_JOB:_
In the material below, find every line with "watermark" and pull it out.

_MATERIAL TO PROCESS:_
____________________

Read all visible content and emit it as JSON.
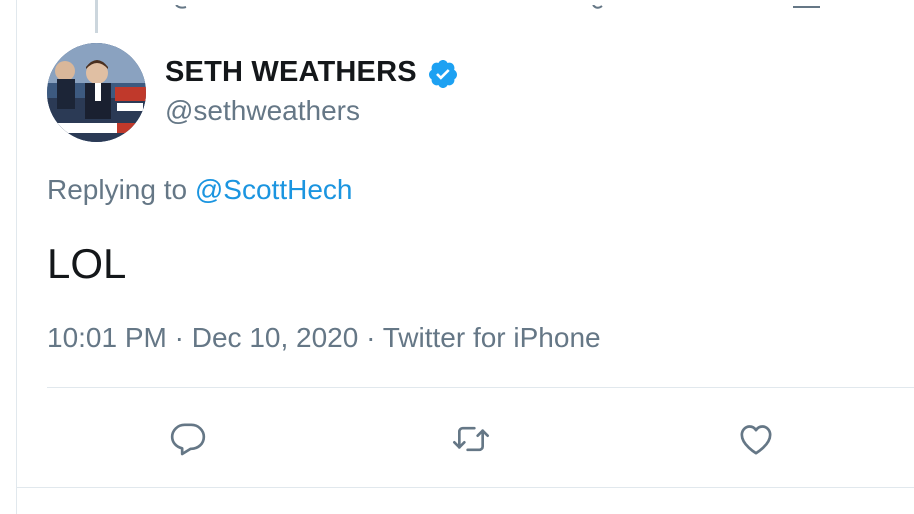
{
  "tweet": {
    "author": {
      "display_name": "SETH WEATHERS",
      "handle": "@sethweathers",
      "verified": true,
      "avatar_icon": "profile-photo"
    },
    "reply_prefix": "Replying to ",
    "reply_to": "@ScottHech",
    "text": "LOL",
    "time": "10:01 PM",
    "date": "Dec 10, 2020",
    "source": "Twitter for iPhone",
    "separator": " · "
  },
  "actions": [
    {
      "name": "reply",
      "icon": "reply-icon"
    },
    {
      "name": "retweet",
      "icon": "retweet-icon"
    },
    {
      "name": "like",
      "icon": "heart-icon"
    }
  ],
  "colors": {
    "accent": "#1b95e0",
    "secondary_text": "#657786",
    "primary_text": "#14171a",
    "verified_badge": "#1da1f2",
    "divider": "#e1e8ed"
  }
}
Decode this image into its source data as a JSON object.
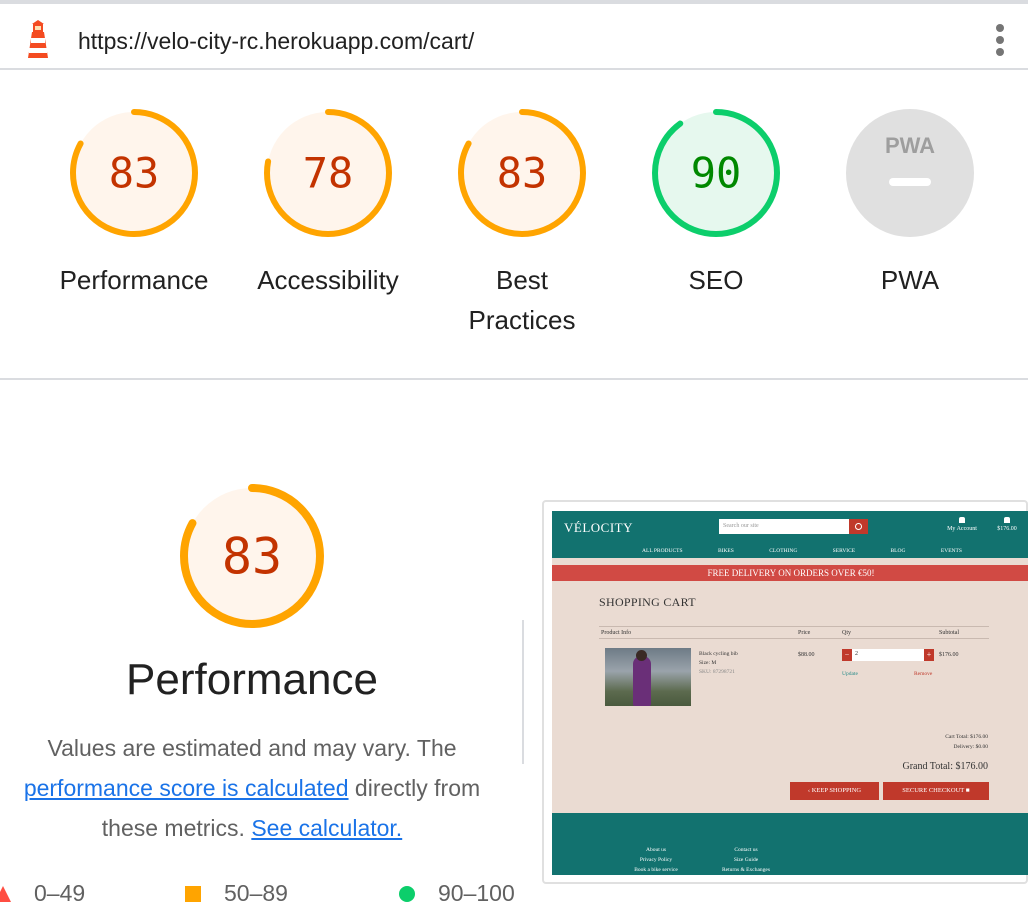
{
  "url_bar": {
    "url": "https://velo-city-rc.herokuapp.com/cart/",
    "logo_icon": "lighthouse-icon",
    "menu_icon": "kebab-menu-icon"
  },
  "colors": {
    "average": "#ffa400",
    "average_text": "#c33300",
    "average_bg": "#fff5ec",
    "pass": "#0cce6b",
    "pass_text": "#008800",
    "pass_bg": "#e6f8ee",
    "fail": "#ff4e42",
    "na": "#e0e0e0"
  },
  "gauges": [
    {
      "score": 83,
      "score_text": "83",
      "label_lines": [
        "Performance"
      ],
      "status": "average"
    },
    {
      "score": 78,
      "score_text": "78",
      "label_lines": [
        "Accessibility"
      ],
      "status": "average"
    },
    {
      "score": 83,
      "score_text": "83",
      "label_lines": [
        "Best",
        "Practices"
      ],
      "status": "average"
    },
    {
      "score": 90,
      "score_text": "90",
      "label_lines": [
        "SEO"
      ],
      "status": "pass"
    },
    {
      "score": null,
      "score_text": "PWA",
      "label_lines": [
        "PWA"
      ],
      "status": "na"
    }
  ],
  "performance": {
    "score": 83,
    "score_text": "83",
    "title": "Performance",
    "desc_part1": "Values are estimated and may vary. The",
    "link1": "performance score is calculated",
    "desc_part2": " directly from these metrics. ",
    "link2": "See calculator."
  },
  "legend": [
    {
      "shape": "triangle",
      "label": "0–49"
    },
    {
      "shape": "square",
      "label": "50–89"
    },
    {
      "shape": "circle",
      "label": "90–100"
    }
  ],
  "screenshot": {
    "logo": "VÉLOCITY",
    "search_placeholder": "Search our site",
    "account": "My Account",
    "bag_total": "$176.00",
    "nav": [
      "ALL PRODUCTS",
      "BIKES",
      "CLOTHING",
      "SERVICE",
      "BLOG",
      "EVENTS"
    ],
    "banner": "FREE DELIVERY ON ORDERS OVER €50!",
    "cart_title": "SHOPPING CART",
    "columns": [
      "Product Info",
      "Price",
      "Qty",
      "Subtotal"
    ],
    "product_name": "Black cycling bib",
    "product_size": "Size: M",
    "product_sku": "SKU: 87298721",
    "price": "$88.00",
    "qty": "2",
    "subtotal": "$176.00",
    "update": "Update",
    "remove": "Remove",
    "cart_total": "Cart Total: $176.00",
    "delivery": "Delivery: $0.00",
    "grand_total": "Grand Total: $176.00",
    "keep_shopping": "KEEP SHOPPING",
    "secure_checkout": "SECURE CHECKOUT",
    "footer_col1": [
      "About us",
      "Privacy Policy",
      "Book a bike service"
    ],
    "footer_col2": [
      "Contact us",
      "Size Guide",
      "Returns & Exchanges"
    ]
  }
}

____________________

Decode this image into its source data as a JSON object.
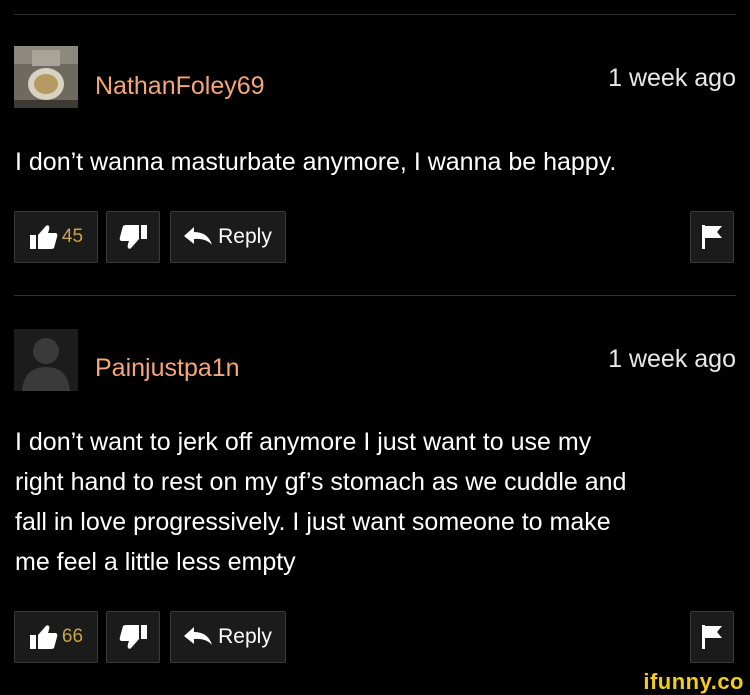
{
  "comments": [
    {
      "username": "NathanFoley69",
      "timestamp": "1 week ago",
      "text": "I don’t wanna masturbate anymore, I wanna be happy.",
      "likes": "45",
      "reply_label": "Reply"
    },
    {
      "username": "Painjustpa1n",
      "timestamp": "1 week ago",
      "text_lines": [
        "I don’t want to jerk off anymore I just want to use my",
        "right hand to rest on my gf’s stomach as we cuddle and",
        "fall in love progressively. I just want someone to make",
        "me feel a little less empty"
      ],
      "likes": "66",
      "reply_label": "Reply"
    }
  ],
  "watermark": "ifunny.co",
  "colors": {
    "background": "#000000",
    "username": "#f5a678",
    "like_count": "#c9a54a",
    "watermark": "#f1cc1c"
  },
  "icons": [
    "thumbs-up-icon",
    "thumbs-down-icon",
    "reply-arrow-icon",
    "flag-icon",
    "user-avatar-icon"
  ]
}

____________________

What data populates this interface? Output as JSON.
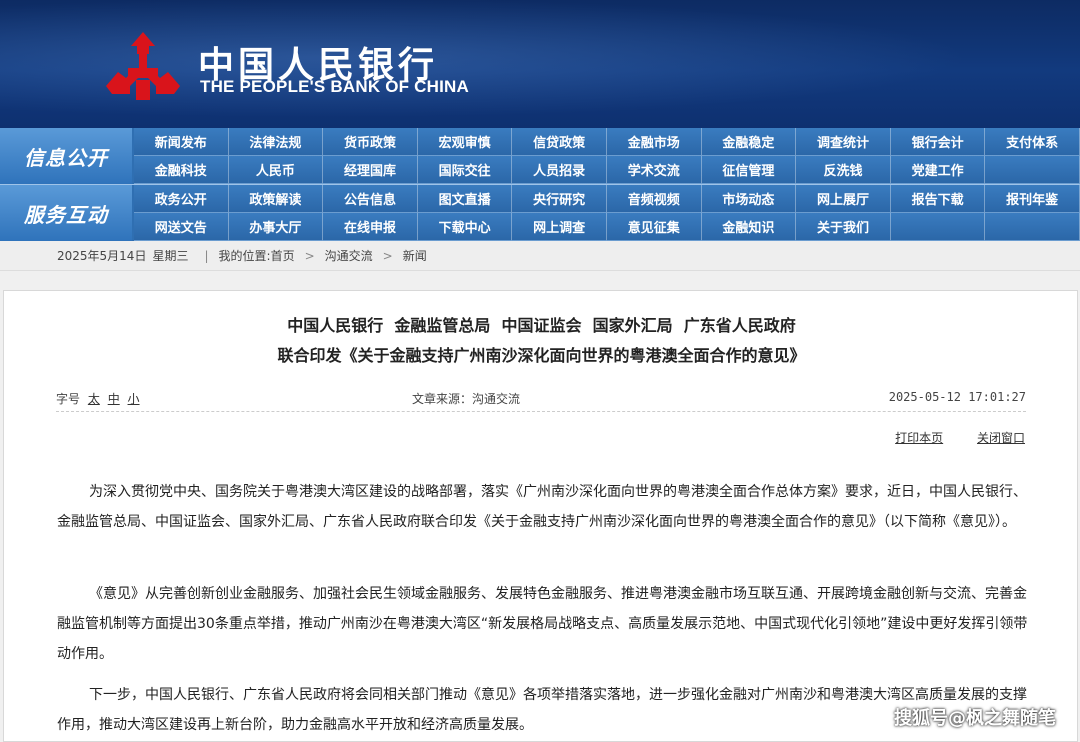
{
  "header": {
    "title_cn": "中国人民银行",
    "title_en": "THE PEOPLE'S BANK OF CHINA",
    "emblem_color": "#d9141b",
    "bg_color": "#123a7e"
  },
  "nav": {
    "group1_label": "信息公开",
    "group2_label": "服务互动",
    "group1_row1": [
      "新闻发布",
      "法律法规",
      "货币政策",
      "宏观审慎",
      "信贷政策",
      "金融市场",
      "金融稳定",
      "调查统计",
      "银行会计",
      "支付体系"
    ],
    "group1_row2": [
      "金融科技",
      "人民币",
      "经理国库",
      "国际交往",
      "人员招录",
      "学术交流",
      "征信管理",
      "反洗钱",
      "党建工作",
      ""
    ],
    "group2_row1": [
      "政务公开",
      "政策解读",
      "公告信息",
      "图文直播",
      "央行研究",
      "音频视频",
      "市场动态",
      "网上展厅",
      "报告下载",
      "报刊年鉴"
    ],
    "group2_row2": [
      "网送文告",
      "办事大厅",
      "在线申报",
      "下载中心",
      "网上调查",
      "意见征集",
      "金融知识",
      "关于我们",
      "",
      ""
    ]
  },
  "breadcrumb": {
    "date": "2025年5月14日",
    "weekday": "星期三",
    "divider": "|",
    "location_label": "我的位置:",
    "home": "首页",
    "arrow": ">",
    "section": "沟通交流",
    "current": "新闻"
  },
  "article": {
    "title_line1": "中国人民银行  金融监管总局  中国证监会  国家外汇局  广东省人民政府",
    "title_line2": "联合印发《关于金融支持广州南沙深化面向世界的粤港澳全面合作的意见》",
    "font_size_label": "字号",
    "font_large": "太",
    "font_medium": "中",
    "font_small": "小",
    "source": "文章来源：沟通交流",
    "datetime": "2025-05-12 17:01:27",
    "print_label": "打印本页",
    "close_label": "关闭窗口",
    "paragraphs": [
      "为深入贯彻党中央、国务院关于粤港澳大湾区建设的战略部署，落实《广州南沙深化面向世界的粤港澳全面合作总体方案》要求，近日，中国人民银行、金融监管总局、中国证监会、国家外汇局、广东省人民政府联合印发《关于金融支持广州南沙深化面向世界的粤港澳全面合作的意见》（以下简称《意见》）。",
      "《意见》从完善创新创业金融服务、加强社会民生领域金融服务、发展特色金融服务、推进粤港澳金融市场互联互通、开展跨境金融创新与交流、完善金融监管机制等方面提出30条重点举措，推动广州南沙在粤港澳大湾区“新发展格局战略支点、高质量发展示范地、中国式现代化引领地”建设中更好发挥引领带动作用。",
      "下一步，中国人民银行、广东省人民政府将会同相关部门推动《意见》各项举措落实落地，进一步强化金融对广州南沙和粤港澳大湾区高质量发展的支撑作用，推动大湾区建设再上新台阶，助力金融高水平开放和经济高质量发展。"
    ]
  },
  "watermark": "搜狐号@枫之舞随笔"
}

____________________

_EXPECTED ANSWER:_
  "watermark": "ifunny.co",
    "watermark": "#f1cc1c"
  "watermark": "搜狐号@枫之舞随笔"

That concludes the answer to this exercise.